§ **Enunciado da tarefa**: Dê continuidade ao texto sobre autoaceitação e paz com o corpo, começando logo após a última frase apresentada.

§ **Texto para análise**:
•••

Estar em paz é parar de brigar contra si

Confronto com espelho autoaceitação - iStock - iStock
Muitas vezes a pessoa parece estar bem por dentro, mas se cobrando muito por fora
Imagem: iStock

"É preciso entender que essa questão de fazer as pazes com o corpo não é uma opção. Você não tem a opção de querer fazer guerra ou paz com o seu corpo. Ter saúde é estar em paz. Porque a saúde é o bem-estar não somente físico, mas também mental e social. E para ter saúde é muito importante se aceitar e se cuidar", pontua Deram.

Takaki ainda orienta que a autoaceitação não pode ser um discurso, precisa ser uma vivência, uma necessidade interna de se olhar com mais calma, delicadeza e transparência, com menos idealizações. Ela sinaliza que isso ocorre quando temos experiências humanas que nos valorizem como pessoa, que ofereçam liberdade para assumir quem somos sem máscaras ou representações.

•••

§ **Dados disponíveis**:
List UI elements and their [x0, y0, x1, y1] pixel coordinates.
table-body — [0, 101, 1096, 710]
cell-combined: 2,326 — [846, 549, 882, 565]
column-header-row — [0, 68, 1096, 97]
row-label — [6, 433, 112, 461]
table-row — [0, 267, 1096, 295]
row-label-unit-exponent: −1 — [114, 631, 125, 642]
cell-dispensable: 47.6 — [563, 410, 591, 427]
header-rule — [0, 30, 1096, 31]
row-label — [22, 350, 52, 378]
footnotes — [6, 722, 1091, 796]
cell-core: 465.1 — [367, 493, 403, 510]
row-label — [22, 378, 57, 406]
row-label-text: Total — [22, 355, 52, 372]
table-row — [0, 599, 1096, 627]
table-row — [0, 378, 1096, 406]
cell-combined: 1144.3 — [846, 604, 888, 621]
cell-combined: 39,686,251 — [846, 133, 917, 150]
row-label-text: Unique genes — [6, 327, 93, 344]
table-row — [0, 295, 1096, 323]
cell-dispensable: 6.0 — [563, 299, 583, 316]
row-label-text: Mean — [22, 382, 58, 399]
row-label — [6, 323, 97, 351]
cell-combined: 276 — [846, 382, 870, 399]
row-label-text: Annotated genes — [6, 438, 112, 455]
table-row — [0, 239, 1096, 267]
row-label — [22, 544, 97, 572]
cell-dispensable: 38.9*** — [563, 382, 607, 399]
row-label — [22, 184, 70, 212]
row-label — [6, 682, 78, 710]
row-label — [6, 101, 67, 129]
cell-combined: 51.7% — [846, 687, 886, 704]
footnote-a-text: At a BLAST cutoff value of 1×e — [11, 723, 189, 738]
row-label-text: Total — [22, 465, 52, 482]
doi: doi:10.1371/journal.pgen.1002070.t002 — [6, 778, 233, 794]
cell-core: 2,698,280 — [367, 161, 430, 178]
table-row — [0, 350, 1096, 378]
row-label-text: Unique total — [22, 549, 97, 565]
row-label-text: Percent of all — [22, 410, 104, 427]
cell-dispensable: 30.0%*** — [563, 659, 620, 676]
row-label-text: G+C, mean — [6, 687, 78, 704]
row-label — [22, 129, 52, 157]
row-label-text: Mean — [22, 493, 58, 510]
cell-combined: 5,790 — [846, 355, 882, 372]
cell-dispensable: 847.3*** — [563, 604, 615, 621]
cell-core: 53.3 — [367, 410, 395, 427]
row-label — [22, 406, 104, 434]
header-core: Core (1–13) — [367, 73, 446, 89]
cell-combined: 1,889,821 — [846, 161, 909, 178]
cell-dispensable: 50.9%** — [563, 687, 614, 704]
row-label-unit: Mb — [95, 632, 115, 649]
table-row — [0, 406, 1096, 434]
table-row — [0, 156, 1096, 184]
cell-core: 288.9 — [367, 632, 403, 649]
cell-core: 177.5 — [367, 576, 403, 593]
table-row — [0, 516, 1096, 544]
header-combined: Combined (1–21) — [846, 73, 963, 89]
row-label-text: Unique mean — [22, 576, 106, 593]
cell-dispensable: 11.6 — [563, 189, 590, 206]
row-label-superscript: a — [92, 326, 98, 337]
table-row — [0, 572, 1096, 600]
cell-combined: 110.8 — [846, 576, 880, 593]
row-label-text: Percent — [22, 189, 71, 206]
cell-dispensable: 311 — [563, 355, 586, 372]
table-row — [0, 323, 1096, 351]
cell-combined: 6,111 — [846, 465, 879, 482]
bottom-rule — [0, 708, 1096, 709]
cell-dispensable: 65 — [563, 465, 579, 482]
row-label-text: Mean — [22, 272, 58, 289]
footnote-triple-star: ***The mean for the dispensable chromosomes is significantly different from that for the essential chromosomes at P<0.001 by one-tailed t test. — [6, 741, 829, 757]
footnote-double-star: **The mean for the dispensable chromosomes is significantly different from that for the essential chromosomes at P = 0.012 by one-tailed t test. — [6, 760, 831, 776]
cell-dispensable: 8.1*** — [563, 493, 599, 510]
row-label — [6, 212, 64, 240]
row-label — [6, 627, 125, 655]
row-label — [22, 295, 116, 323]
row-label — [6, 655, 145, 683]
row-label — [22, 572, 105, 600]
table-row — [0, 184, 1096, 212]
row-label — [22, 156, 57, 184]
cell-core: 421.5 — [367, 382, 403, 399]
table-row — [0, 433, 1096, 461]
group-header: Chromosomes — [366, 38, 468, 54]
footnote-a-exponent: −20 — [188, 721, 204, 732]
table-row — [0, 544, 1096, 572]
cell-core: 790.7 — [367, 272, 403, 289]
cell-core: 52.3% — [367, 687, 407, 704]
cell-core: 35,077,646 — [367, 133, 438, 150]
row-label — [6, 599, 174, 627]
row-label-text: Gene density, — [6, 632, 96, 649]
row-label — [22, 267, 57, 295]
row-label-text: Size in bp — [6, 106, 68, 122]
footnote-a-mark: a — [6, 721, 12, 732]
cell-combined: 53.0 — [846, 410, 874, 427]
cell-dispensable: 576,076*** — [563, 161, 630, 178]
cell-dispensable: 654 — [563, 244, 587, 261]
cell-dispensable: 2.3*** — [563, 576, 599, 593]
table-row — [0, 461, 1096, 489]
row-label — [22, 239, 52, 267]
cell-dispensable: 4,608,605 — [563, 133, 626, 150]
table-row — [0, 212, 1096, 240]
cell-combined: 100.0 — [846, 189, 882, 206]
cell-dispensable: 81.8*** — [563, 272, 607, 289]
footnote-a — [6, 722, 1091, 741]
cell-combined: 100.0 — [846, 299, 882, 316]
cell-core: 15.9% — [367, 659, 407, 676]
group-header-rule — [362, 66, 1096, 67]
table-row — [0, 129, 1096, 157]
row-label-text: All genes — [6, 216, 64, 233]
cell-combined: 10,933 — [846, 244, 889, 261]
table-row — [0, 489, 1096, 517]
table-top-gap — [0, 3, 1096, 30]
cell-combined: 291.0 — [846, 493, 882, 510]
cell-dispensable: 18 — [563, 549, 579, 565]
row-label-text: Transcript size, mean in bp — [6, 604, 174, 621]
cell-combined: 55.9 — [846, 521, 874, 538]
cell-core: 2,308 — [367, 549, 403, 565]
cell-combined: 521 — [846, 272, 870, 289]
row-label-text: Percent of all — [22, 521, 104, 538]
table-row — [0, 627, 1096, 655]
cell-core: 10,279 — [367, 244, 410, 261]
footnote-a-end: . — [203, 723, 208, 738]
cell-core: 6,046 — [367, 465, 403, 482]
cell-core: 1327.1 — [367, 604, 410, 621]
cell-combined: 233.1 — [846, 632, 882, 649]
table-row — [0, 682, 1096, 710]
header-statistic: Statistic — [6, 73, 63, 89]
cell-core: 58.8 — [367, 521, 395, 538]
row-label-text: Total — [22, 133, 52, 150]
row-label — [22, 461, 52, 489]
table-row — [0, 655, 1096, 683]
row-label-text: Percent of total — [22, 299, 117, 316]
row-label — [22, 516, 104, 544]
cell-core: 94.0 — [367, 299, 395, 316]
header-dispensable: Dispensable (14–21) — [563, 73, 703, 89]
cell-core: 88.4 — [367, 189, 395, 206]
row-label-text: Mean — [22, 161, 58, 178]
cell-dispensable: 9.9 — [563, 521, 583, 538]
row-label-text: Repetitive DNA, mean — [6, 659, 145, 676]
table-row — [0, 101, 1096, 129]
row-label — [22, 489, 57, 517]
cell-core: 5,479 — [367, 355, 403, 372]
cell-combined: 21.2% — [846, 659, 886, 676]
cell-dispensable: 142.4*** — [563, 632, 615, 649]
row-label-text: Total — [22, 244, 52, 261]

•••

§ **Resposta ao exercício**:
"Neste sentido, encontrar grupos que sejam representativos de nossa condição é fundamental para elaborar vivências, sentir-se reconhecido, aceito e desenvolver autonomia. Compartilhar experiências, dificuldades, sentir-se representado e ganhar visibilidade torna-se possível quando encontramos pares para dialogar. Temos observado isso com o movimento de diversos grupos sociais atualmente", finaliza.

Por que algumas pessoas têm dificuldade em se aceitar?

Para Takaki a necessidade de ser aceito e sentir-se amado surge primeiro em relação aos outros para depois a desenvolvermos em relação a nós mesmos. A psicóloga lembra que é na primeira infância que nos diferenciamos do mundo e dos outros, que adquirimos a noção de que somos um indivíduo. A partir dessa consciência viria então uma outra experiência: a de sentir-se amado e considerado por outras pessoas significativas.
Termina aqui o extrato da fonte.